• _Task_:
Every line of the records must be repeated exactly; pictures stay out.

□ □ □ □ □

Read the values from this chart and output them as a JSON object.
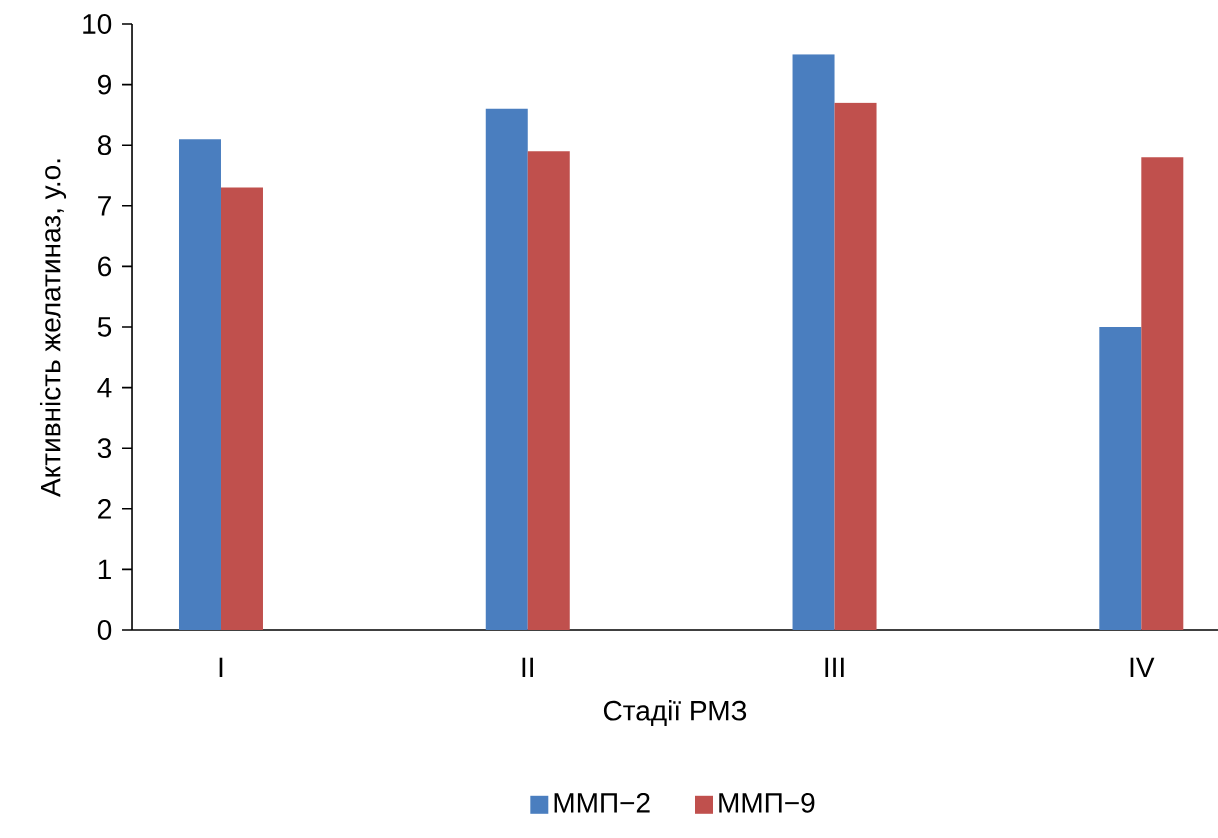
{
  "chart_data": {
    "type": "bar",
    "categories": [
      "I",
      "II",
      "III",
      "IV"
    ],
    "series": [
      {
        "name": "ММП−2",
        "color": "#4a7ebf",
        "values": [
          8.1,
          8.6,
          9.5,
          5.0
        ]
      },
      {
        "name": "ММП−9",
        "color": "#c0504d",
        "values": [
          7.3,
          7.9,
          8.7,
          7.8
        ]
      }
    ],
    "xlabel": "Стадії РМЗ",
    "ylabel": "Активність желатиназ, у.о.",
    "ylim": [
      0,
      10
    ],
    "yticks": [
      0,
      1,
      2,
      3,
      4,
      5,
      6,
      7,
      8,
      9,
      10
    ],
    "legend": "bottom",
    "grid": false
  }
}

□ □ □ □ □

• _Output for this task_:
Read the values from this chart and output them as a JSON object.
{
  "chart_data": {
    "type": "bar",
    "categories": [
      "I",
      "II",
      "III",
      "IV"
    ],
    "series": [
      {
        "name": "ММП−2",
        "color": "#4a7ebf",
        "values": [
          8.1,
          8.6,
          9.5,
          5.0
        ]
      },
      {
        "name": "ММП−9",
        "color": "#c0504d",
        "values": [
          7.3,
          7.9,
          8.7,
          7.8
        ]
      }
    ],
    "xlabel": "Стадії РМЗ",
    "ylabel": "Активність желатиназ, у.о.",
    "ylim": [
      0,
      10
    ],
    "yticks": [
      0,
      1,
      2,
      3,
      4,
      5,
      6,
      7,
      8,
      9,
      10
    ],
    "legend": "bottom",
    "grid": false
  }
}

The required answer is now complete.